## Written task
Each line of the listing that contains the word "proc" is to be copied.
** START OF Data lines **
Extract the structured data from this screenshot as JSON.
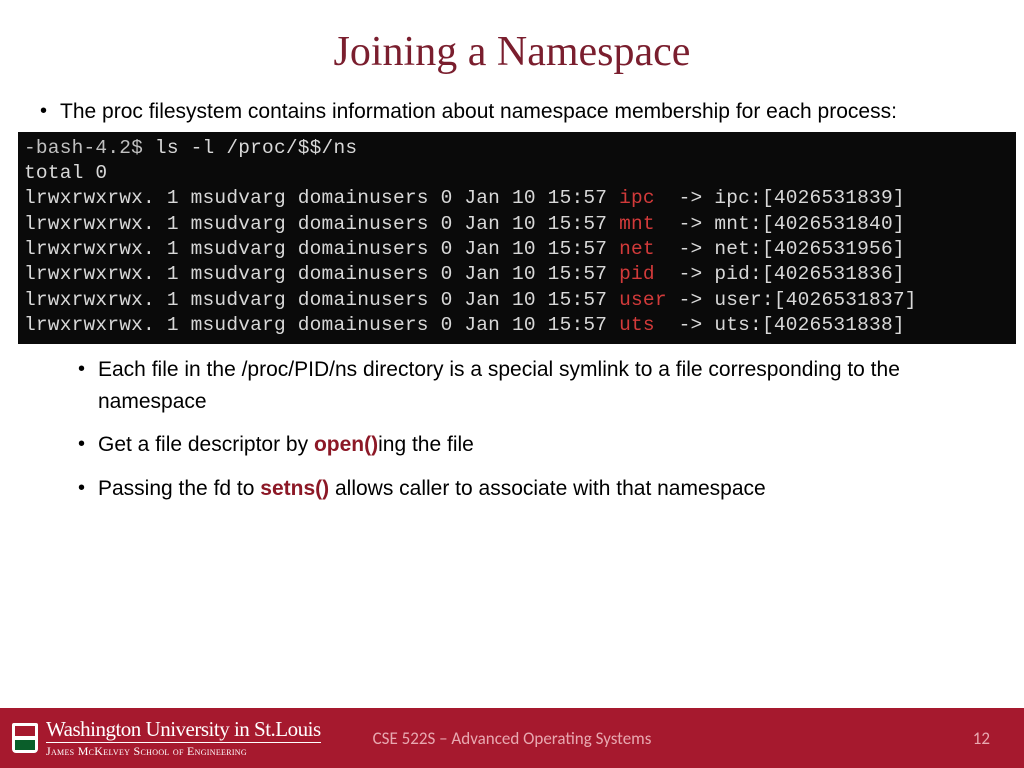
{
  "title": "Joining a Namespace",
  "bullet1": "The proc filesystem contains information about namespace membership for each process:",
  "terminal": {
    "prompt": "-bash-4.2$ ",
    "cmd": "ls -l /proc/$$/ns",
    "total": "total 0",
    "rows": [
      {
        "perm": "lrwxrwxrwx. 1 msudvarg domainusers 0 Jan 10 15:57 ",
        "ns": "ipc",
        "arrow": "  -> ipc:[4026531839]"
      },
      {
        "perm": "lrwxrwxrwx. 1 msudvarg domainusers 0 Jan 10 15:57 ",
        "ns": "mnt",
        "arrow": "  -> mnt:[4026531840]"
      },
      {
        "perm": "lrwxrwxrwx. 1 msudvarg domainusers 0 Jan 10 15:57 ",
        "ns": "net",
        "arrow": "  -> net:[4026531956]"
      },
      {
        "perm": "lrwxrwxrwx. 1 msudvarg domainusers 0 Jan 10 15:57 ",
        "ns": "pid",
        "arrow": "  -> pid:[4026531836]"
      },
      {
        "perm": "lrwxrwxrwx. 1 msudvarg domainusers 0 Jan 10 15:57 ",
        "ns": "user",
        "arrow": " -> user:[4026531837]"
      },
      {
        "perm": "lrwxrwxrwx. 1 msudvarg domainusers 0 Jan 10 15:57 ",
        "ns": "uts",
        "arrow": "  -> uts:[4026531838]"
      }
    ]
  },
  "bullet2": "Each file in the /proc/PID/ns directory is a special symlink to a file corresponding to the namespace",
  "bullet3a": "Get a file descriptor by ",
  "bullet3b": "open()",
  "bullet3c": "ing the file",
  "bullet4a": "Passing the fd to ",
  "bullet4b": "setns()",
  "bullet4c": " allows caller to associate with that namespace",
  "footer": {
    "uni_top": "Washington University in St.Louis",
    "uni_bottom": "James McKelvey School of Engineering",
    "course": "CSE 522S – Advanced Operating Systems",
    "page": "12"
  }
}
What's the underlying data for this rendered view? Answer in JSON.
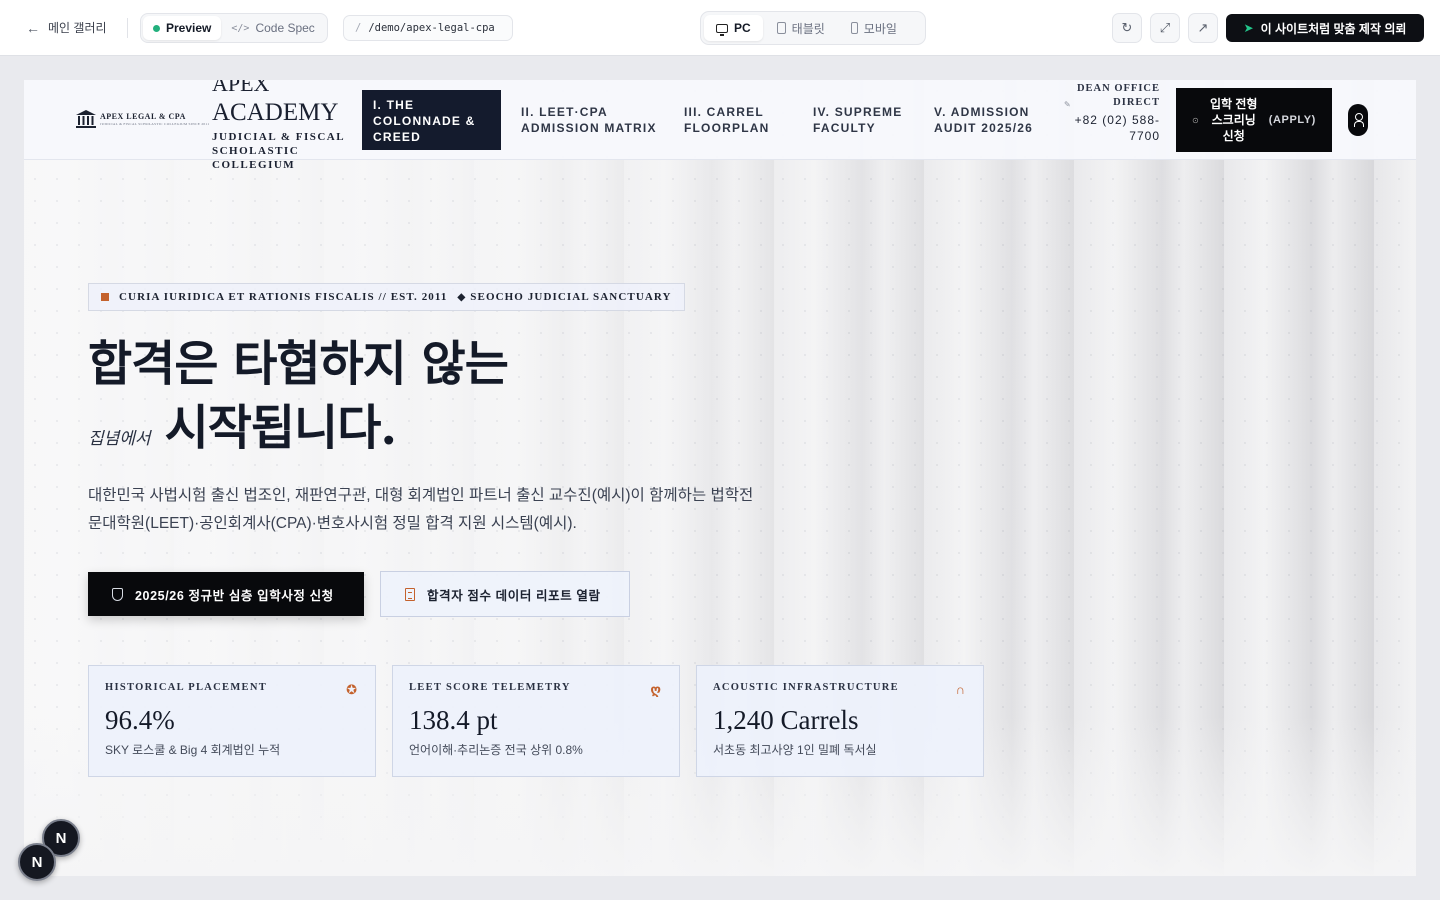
** END OF Data lines **
## Response to this task
  "bullet1": "The proc filesystem contains information about namespace membership for each process:",
    "cmd": "ls -l /proc/$$/ns",
  "bullet2": "Each file in the /proc/PID/ns directory is a special symlink to a file corresponding to the namespace",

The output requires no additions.